Exercise =>
Output every entry exactly as written.

Excerpted records =>
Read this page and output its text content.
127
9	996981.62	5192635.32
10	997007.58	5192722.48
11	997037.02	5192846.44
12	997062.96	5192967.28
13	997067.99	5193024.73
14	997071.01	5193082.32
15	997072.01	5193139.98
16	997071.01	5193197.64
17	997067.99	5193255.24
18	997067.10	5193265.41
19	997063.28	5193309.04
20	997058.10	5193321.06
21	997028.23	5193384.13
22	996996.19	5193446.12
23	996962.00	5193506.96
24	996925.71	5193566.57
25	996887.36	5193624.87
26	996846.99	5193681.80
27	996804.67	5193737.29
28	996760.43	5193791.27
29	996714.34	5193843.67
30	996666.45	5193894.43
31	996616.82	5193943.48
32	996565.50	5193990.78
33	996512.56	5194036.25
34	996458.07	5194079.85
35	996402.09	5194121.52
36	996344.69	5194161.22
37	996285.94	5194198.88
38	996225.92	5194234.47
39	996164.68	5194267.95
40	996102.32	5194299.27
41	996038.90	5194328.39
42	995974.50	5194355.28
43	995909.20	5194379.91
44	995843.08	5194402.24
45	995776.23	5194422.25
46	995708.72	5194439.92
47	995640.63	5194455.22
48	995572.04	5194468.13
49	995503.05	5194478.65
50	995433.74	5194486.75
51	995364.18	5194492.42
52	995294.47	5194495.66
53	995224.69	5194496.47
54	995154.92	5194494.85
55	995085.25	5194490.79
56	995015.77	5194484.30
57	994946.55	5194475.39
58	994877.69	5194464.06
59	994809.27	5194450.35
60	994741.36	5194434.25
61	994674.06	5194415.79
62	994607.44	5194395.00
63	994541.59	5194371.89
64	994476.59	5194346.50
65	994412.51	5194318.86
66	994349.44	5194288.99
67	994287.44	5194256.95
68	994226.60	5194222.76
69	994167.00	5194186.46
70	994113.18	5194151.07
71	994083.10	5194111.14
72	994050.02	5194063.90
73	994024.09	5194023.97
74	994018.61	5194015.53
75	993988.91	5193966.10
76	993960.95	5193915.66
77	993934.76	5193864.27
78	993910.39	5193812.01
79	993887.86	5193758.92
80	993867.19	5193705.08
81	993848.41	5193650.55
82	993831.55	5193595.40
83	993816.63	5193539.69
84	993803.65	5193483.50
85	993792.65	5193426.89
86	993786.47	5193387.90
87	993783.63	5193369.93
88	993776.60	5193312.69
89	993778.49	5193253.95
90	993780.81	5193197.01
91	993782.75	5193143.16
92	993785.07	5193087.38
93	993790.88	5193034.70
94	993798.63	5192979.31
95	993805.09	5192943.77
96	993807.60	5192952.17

Final result =>
Read this page and output its text content.
127
9	996981.62	5192635.32
10	997007.58	5192722.48
11	997037.02	5192846.44
12	997062.96	5192967.28
13	997067.99	5193024.73
14	997071.01	5193082.32
15	997072.01	5193139.98
16	997071.01	5193197.64
17	997067.99	5193255.24
18	997067.10	5193265.41
19	997063.28	5193309.04
20	997058.10	5193321.06
21	997028.23	5193384.13
22	996996.19	5193446.12
23	996962.00	5193506.96
24	996925.71	5193566.57
25	996887.36	5193624.87
26	996846.99	5193681.80
27	996804.67	5193737.29
28	996760.43	5193791.27
29	996714.34	5193843.67
30	996666.45	5193894.43
31	996616.82	5193943.48
32	996565.50	5193990.78
33	996512.56	5194036.25
34	996458.07	5194079.85
35	996402.09	5194121.52
36	996344.69	5194161.22
37	996285.94	5194198.88
38	996225.92	5194234.47
39	996164.68	5194267.95
40	996102.32	5194299.27
41	996038.90	5194328.39
42	995974.50	5194355.28
43	995909.20	5194379.91
44	995843.08	5194402.24
45	995776.23	5194422.25
46	995708.72	5194439.92
47	995640.63	5194455.22
48	995572.04	5194468.13
49	995503.05	5194478.65
50	995433.74	5194486.75
51	995364.18	5194492.42
52	995294.47	5194495.66
53	995224.69	5194496.47
54	995154.92	5194494.85
55	995085.25	5194490.79
56	995015.77	5194484.30
57	994946.55	5194475.39
58	994877.69	5194464.06
59	994809.27	5194450.35
60	994741.36	5194434.25
61	994674.06	5194415.79
62	994607.44	5194395.00
63	994541.59	5194371.89
64	994476.59	5194346.50
65	994412.51	5194318.86
66	994349.44	5194288.99
67	994287.44	5194256.95
68	994226.60	5194222.76
69	994167.00	5194186.46
70	994113.18	5194151.07
71	994083.10	5194111.14
72	994050.02	5194063.90
73	994024.09	5194023.97
74	994018.61	5194015.53
75	993988.91	5193966.10
76	993960.95	5193915.66
77	993934.76	5193864.27
78	993910.39	5193812.01
79	993887.86	5193758.92
80	993867.19	5193705.08
81	993848.41	5193650.55
82	993831.55	5193595.40
83	993816.63	5193539.69
84	993803.65	5193483.50
85	993792.65	5193426.89
86	993786.47	5193387.90
87	993783.63	5193369.93
88	993776.60	5193312.69
89	993778.49	5193253.95
90	993780.81	5193197.01
91	993782.75	5193143.16
92	993785.07	5193087.38
93	993790.88	5193034.70
94	993798.63	5192979.31
95	993805.09	5192943.77
96	993807.60	5192952.17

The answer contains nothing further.